Data excerpts

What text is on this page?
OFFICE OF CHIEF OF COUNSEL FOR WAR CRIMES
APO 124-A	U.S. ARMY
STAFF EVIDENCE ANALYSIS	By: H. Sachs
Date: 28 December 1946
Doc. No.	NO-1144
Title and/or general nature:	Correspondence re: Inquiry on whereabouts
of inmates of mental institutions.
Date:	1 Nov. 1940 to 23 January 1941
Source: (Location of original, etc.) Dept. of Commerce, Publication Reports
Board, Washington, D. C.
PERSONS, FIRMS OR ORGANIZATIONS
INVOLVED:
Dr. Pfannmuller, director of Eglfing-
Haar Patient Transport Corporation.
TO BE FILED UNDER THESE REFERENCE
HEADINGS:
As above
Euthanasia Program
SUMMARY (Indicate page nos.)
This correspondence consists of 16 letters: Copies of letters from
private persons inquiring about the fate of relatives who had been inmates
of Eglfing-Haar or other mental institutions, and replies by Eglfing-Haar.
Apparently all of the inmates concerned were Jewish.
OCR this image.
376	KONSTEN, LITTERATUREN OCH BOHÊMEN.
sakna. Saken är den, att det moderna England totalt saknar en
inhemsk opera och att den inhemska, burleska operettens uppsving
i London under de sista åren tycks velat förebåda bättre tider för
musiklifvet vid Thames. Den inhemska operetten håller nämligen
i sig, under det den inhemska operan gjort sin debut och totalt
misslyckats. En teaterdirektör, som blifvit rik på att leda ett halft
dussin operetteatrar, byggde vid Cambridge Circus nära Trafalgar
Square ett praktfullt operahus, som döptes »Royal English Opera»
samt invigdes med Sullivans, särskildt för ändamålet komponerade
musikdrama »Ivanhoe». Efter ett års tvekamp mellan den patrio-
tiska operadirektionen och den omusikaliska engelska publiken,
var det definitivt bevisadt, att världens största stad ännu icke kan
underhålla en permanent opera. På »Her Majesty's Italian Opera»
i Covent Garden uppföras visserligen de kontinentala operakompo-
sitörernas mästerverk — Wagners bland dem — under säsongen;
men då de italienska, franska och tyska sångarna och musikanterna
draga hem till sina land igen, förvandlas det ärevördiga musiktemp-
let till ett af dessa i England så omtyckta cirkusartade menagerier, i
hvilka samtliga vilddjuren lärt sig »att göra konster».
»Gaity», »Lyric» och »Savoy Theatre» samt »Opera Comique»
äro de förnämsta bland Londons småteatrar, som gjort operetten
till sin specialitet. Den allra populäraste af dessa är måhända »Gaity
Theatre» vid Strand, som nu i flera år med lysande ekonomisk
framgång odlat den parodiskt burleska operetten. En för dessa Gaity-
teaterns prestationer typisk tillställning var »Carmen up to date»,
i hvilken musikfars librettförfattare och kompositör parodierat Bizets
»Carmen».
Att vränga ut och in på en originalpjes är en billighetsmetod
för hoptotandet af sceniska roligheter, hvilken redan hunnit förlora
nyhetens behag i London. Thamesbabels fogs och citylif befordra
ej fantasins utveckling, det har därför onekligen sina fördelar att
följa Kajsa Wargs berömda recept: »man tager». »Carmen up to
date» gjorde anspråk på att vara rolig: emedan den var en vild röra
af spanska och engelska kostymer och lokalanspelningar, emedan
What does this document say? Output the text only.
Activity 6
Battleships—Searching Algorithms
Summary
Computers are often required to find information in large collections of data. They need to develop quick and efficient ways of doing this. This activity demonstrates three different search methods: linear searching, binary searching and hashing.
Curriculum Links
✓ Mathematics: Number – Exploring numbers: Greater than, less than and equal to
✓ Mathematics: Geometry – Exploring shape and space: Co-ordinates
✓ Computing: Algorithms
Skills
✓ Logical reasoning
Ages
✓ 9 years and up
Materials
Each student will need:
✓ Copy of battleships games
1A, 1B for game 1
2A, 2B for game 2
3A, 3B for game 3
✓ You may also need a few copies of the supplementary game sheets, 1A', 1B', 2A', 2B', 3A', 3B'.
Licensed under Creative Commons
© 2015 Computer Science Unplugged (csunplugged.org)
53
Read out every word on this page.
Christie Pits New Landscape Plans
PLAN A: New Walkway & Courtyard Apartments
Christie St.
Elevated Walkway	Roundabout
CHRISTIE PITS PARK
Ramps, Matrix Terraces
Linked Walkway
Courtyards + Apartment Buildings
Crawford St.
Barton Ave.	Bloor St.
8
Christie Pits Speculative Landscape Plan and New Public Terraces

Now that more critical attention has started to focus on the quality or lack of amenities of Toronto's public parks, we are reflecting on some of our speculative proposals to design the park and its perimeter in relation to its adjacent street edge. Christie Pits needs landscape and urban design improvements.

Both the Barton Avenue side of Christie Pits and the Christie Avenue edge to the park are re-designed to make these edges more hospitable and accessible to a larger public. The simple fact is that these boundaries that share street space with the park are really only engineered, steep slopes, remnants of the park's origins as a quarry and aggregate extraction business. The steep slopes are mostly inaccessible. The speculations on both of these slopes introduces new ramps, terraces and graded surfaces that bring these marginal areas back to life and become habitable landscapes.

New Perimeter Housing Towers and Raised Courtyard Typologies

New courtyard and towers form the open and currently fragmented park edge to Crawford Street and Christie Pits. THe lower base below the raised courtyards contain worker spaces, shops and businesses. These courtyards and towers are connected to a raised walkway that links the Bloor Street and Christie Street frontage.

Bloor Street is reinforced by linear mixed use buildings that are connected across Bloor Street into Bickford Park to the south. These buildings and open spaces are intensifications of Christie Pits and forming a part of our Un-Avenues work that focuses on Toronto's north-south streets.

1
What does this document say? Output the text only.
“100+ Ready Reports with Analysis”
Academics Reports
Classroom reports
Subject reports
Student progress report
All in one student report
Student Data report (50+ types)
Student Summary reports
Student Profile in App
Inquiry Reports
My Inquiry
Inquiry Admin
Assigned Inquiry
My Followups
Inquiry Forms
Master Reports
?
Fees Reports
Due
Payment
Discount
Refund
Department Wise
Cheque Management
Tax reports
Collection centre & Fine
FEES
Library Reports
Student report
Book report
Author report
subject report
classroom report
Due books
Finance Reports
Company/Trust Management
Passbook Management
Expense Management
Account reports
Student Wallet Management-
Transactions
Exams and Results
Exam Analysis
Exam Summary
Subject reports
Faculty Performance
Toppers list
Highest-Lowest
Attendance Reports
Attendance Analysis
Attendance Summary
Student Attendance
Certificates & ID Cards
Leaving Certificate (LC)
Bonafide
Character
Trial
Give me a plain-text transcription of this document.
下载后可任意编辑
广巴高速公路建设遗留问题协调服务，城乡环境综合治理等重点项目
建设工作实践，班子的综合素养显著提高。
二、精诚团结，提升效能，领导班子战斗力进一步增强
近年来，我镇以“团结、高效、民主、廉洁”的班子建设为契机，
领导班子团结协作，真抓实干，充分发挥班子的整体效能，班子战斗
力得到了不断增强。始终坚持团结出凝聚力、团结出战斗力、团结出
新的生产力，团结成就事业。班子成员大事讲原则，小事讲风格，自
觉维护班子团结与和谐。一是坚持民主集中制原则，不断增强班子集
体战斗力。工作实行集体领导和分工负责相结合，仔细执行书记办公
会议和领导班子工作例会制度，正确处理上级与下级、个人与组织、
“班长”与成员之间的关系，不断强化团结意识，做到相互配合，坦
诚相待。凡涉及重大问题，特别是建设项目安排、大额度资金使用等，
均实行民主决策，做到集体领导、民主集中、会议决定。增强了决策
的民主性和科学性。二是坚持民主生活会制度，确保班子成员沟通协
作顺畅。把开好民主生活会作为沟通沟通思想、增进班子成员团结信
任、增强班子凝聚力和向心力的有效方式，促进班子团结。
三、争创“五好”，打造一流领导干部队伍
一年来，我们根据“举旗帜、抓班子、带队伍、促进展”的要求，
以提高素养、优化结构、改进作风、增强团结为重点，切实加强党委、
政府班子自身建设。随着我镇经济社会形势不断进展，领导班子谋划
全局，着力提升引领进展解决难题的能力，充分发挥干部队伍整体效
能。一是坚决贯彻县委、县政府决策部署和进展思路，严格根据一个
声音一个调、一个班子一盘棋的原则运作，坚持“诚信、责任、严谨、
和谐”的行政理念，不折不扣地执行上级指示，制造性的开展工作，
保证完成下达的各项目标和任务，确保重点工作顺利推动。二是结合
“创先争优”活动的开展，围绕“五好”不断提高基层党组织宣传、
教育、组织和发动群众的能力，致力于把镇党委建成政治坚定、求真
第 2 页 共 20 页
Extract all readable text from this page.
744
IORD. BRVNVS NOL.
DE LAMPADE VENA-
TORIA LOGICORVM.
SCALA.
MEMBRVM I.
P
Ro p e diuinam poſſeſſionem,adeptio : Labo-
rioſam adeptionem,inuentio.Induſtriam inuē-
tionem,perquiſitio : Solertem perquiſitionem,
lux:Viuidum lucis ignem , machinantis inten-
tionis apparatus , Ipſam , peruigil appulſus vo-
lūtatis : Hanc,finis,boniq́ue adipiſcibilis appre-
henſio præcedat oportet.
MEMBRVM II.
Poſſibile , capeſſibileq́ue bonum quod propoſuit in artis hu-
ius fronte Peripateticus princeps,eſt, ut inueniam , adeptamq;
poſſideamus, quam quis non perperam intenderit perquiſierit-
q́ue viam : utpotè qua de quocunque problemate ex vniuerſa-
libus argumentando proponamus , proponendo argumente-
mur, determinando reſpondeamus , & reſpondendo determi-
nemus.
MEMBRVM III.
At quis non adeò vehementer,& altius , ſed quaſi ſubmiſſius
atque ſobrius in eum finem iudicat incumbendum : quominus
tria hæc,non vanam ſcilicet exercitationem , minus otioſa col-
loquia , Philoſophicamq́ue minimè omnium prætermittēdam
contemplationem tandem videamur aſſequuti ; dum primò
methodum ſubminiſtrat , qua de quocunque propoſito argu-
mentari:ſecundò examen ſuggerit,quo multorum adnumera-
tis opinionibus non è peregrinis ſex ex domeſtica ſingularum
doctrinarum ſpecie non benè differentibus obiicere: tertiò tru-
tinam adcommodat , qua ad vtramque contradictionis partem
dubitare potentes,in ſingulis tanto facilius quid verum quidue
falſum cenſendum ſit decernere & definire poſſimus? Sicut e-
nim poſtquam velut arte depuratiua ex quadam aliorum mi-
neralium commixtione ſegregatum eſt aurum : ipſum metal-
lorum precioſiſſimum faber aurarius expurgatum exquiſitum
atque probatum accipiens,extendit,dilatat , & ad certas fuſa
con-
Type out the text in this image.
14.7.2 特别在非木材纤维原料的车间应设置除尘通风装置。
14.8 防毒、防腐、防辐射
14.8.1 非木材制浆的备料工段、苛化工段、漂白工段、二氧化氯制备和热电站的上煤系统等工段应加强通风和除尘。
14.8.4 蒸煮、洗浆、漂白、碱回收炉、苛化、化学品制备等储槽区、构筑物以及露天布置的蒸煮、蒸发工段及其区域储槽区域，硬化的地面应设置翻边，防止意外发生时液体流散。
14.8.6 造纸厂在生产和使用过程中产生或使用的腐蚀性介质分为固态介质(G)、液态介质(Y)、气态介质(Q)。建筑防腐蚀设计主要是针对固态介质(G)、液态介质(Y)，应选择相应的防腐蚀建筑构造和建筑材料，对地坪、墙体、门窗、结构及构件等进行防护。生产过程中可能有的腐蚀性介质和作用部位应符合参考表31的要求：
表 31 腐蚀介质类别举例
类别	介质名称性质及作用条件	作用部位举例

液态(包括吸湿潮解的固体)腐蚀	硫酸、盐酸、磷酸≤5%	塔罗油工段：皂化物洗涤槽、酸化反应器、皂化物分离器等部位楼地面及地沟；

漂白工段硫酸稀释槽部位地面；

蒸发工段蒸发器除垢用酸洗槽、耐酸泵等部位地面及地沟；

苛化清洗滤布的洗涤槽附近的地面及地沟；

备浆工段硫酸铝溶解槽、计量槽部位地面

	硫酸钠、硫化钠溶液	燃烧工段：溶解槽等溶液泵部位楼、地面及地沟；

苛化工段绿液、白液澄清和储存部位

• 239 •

Directions: Locate all lines in the listing above with the word "England" and copy them.

Answer to the exercise:
sakna. Saken är den, att det moderna England totalt saknar en
let till ett af dessa i England så omtyckta cirkusartade menagerier, i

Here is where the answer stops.